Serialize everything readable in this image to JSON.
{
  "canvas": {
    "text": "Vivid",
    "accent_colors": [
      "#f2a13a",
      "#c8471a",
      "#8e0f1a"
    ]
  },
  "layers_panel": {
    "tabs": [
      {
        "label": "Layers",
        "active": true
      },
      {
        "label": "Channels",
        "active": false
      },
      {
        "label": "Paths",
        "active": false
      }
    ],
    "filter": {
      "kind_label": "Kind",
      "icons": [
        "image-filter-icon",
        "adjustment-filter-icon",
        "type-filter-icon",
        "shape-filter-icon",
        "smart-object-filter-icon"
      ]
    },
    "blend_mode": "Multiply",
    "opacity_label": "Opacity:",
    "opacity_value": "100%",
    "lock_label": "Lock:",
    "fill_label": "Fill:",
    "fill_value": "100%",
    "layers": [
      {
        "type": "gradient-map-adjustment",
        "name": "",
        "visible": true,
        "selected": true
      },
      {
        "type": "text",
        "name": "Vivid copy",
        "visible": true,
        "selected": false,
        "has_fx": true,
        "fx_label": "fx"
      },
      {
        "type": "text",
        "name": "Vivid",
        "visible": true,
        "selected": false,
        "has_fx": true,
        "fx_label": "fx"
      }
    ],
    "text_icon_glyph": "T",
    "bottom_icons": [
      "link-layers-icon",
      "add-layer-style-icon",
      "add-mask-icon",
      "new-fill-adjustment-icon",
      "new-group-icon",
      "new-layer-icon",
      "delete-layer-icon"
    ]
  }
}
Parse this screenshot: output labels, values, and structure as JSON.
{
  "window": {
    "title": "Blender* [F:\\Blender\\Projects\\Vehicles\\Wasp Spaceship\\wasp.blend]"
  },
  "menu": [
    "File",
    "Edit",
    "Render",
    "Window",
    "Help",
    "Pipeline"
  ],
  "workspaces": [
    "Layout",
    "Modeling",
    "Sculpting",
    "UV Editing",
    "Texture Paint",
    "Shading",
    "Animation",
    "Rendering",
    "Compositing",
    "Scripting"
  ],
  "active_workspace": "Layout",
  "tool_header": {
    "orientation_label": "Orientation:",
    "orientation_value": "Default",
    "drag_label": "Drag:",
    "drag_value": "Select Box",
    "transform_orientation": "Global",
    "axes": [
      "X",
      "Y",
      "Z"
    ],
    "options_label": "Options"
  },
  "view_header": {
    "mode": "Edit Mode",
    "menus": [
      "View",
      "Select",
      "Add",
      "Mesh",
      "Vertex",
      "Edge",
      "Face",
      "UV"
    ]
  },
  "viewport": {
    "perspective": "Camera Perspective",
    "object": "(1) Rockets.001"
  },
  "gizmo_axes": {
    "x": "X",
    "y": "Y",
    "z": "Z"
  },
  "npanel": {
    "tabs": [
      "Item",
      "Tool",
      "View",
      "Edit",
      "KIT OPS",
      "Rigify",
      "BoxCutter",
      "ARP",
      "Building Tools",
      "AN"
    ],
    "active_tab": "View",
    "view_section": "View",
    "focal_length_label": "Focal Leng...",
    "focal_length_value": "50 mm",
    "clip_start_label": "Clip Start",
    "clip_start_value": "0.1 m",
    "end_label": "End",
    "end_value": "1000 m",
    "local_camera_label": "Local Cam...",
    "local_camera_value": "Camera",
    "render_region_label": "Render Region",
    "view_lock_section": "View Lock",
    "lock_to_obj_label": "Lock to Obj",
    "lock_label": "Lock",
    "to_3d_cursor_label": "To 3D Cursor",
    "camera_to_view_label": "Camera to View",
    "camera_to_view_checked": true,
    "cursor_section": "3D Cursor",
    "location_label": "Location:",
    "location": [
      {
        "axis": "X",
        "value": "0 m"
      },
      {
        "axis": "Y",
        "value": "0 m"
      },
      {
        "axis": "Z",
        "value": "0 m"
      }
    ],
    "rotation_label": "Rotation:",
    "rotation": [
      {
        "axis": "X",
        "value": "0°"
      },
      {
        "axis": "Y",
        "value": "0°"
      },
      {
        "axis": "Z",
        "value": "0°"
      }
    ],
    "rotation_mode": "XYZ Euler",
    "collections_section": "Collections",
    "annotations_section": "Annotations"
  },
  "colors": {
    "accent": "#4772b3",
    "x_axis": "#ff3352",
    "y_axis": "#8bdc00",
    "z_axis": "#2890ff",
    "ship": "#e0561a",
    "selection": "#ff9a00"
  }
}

----------

Write an exact transcription of every entry above.

● **WRITTEN REPLY**:
Serialize everything readable in this image to JSON.
{
  "canvas": {
    "text": "Vivid",
    "accent_colors": [
      "#f2a13a",
      "#c8471a",
      "#8e0f1a"
    ]
  },
  "layers_panel": {
    "tabs": [
      {
        "label": "Layers",
        "active": true
      },
      {
        "label": "Channels",
        "active": false
      },
      {
        "label": "Paths",
        "active": false
      }
    ],
    "filter": {
      "kind_label": "Kind",
      "icons": [
        "image-filter-icon",
        "adjustment-filter-icon",
        "type-filter-icon",
        "shape-filter-icon",
        "smart-object-filter-icon"
      ]
    },
    "blend_mode": "Multiply",
    "opacity_label": "Opacity:",
    "opacity_value": "100%",
    "lock_label": "Lock:",
    "fill_label": "Fill:",
    "fill_value": "100%",
    "layers": [
      {
        "type": "gradient-map-adjustment",
        "name": "",
        "visible": true,
        "selected": true
      },
      {
        "type": "text",
        "name": "Vivid copy",
        "visible": true,
        "selected": false,
        "has_fx": true,
        "fx_label": "fx"
      },
      {
        "type": "text",
        "name": "Vivid",
        "visible": true,
        "selected": false,
        "has_fx": true,
        "fx_label": "fx"
      }
    ],
    "text_icon_glyph": "T",
    "bottom_icons": [
      "link-layers-icon",
      "add-layer-style-icon",
      "add-mask-icon",
      "new-fill-adjustment-icon",
      "new-group-icon",
      "new-layer-icon",
      "delete-layer-icon"
    ]
  }
}
Parse this screenshot: output labels, values, and structure as JSON.
{
  "window": {
    "title": "Blender* [F:\\Blender\\Projects\\Vehicles\\Wasp Spaceship\\wasp.blend]"
  },
  "menu": [
    "File",
    "Edit",
    "Render",
    "Window",
    "Help",
    "Pipeline"
  ],
  "workspaces": [
    "Layout",
    "Modeling",
    "Sculpting",
    "UV Editing",
    "Texture Paint",
    "Shading",
    "Animation",
    "Rendering",
    "Compositing",
    "Scripting"
  ],
  "active_workspace": "Layout",
  "tool_header": {
    "orientation_label": "Orientation:",
    "orientation_value": "Default",
    "drag_label": "Drag:",
    "drag_value": "Select Box",
    "transform_orientation": "Global",
    "axes": [
      "X",
      "Y",
      "Z"
    ],
    "options_label": "Options"
  },
  "view_header": {
    "mode": "Edit Mode",
    "menus": [
      "View",
      "Select",
      "Add",
      "Mesh",
      "Vertex",
      "Edge",
      "Face",
      "UV"
    ]
  },
  "viewport": {
    "perspective": "Camera Perspective",
    "object": "(1) Rockets.001"
  },
  "gizmo_axes": {
    "x": "X",
    "y": "Y",
    "z": "Z"
  },
  "npanel": {
    "tabs": [
      "Item",
      "Tool",
      "View",
      "Edit",
      "KIT OPS",
      "Rigify",
      "BoxCutter",
      "ARP",
      "Building Tools",
      "AN"
    ],
    "active_tab": "View",
    "view_section": "View",
    "focal_length_label": "Focal Leng...",
    "focal_length_value": "50 mm",
    "clip_start_label": "Clip Start",
    "clip_start_value": "0.1 m",
    "end_label": "End",
    "end_value": "1000 m",
    "local_camera_label": "Local Cam...",
    "local_camera_value": "Camera",
    "render_region_label": "Render Region",
    "view_lock_section": "View Lock",
    "lock_to_obj_label": "Lock to Obj",
    "lock_label": "Lock",
    "to_3d_cursor_label": "To 3D Cursor",
    "camera_to_view_label": "Camera to View",
    "camera_to_view_checked": true,
    "cursor_section": "3D Cursor",
    "location_label": "Location:",
    "location": [
      {
        "axis": "X",
        "value": "0 m"
      },
      {
        "axis": "Y",
        "value": "0 m"
      },
      {
        "axis": "Z",
        "value": "0 m"
      }
    ],
    "rotation_label": "Rotation:",
    "rotation": [
      {
        "axis": "X",
        "value": "0°"
      },
      {
        "axis": "Y",
        "value": "0°"
      },
      {
        "axis": "Z",
        "value": "0°"
      }
    ],
    "rotation_mode": "XYZ Euler",
    "collections_section": "Collections",
    "annotations_section": "Annotations"
  },
  "colors": {
    "accent": "#4772b3",
    "x_axis": "#ff3352",
    "y_axis": "#8bdc00",
    "z_axis": "#2890ff",
    "ship": "#e0561a",
    "selection": "#ff9a00"
  }
}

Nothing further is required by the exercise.